PROBLEM - Scan the records for the word "reducer". Copy each line that includes it.

----------------

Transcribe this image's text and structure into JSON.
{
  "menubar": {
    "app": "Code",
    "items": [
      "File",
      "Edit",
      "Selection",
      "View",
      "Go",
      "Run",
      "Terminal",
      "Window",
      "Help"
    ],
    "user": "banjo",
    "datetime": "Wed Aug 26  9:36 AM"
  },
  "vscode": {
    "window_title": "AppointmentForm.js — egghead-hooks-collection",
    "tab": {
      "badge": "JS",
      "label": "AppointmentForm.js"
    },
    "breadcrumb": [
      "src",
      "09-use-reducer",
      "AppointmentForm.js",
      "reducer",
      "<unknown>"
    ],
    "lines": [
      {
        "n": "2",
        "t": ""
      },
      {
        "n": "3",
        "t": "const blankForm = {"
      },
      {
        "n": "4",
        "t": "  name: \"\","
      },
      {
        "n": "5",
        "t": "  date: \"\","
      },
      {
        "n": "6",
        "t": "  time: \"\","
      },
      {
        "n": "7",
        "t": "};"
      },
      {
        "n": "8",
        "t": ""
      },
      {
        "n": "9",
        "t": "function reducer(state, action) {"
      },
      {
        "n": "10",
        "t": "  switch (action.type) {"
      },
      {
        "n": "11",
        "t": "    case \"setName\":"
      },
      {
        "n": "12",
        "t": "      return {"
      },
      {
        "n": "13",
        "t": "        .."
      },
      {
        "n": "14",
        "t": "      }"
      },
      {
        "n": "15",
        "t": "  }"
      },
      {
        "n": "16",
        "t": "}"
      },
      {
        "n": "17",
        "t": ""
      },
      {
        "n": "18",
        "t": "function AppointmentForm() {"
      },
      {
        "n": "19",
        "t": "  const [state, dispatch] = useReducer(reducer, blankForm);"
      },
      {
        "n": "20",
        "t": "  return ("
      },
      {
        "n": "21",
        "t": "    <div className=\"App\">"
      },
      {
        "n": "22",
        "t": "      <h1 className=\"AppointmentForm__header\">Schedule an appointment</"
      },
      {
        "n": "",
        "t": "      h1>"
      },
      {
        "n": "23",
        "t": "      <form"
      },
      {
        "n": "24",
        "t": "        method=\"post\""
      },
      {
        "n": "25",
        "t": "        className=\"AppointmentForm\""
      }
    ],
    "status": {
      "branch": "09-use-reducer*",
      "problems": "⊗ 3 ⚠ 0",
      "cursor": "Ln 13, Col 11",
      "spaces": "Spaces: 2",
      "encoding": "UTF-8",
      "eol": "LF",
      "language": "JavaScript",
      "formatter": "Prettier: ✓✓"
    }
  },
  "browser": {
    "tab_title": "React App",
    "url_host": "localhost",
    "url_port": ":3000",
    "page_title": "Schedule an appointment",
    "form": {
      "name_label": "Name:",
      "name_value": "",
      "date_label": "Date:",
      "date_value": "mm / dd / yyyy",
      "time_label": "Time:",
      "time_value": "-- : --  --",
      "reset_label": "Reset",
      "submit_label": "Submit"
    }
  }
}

----------------

RESULT FOR THIS TASK -
      "09-use-reducer",
      "reducer",
        "t": "function reducer(state, action) {"
        "t": "  const [state, dispatch] = useReducer(reducer, blankForm);"
      "branch": "09-use-reducer*",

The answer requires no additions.